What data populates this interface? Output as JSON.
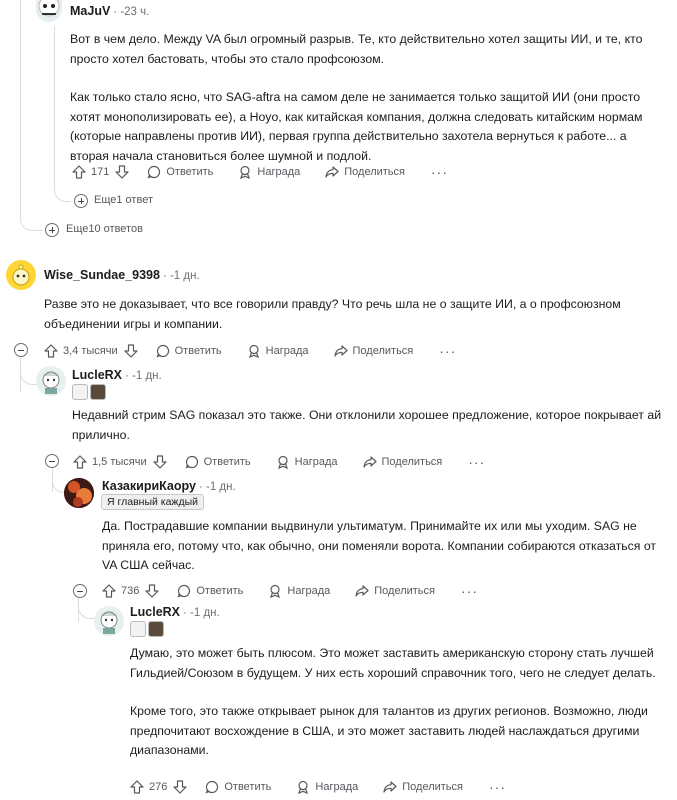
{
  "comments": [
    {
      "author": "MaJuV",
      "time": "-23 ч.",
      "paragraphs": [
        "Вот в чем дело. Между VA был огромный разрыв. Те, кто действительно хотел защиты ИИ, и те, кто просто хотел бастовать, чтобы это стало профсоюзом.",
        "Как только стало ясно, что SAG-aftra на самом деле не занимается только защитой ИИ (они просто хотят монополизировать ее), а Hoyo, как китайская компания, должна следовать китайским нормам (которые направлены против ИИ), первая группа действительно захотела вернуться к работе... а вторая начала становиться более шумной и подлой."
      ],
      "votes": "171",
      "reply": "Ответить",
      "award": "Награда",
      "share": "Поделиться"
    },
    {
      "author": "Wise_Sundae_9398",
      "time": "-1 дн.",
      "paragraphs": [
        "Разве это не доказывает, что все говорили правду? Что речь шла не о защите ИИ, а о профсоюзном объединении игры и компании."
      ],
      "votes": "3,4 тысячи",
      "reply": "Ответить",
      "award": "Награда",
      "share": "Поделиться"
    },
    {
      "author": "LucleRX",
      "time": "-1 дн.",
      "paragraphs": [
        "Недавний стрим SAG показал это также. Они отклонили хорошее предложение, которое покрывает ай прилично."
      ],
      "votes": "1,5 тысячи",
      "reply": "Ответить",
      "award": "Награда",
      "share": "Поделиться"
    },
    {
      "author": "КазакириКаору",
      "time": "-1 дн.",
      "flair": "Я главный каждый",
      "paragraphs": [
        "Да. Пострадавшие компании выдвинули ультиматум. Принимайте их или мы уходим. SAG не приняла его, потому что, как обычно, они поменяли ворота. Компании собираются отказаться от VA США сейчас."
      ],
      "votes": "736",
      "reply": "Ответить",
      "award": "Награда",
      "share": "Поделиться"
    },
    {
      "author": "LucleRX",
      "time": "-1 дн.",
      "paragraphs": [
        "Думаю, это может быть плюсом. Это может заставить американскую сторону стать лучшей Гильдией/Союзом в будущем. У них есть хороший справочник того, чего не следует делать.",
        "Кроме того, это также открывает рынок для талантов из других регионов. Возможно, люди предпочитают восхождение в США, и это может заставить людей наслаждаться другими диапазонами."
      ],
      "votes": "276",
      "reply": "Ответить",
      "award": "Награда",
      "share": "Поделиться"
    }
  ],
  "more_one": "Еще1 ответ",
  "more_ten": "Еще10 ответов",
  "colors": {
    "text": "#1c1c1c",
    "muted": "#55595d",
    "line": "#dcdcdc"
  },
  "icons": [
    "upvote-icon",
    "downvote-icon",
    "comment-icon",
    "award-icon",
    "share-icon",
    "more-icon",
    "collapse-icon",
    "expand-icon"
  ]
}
=-=-=-=-=
Scan the listing above and identify each line holding the string "компании"; copy every such line.

Output below –
        "Разве это не доказывает, что все говорили правду? Что речь шла не о защите ИИ, а о профсоюзном объединении игры и компании."
        "Да. Пострадавшие компании выдвинули ультиматум. Принимайте их или мы уходим. SAG не приняла его, потому что, как обычно, они поменяли ворота. Компании собираются отказаться от VA США сейчас."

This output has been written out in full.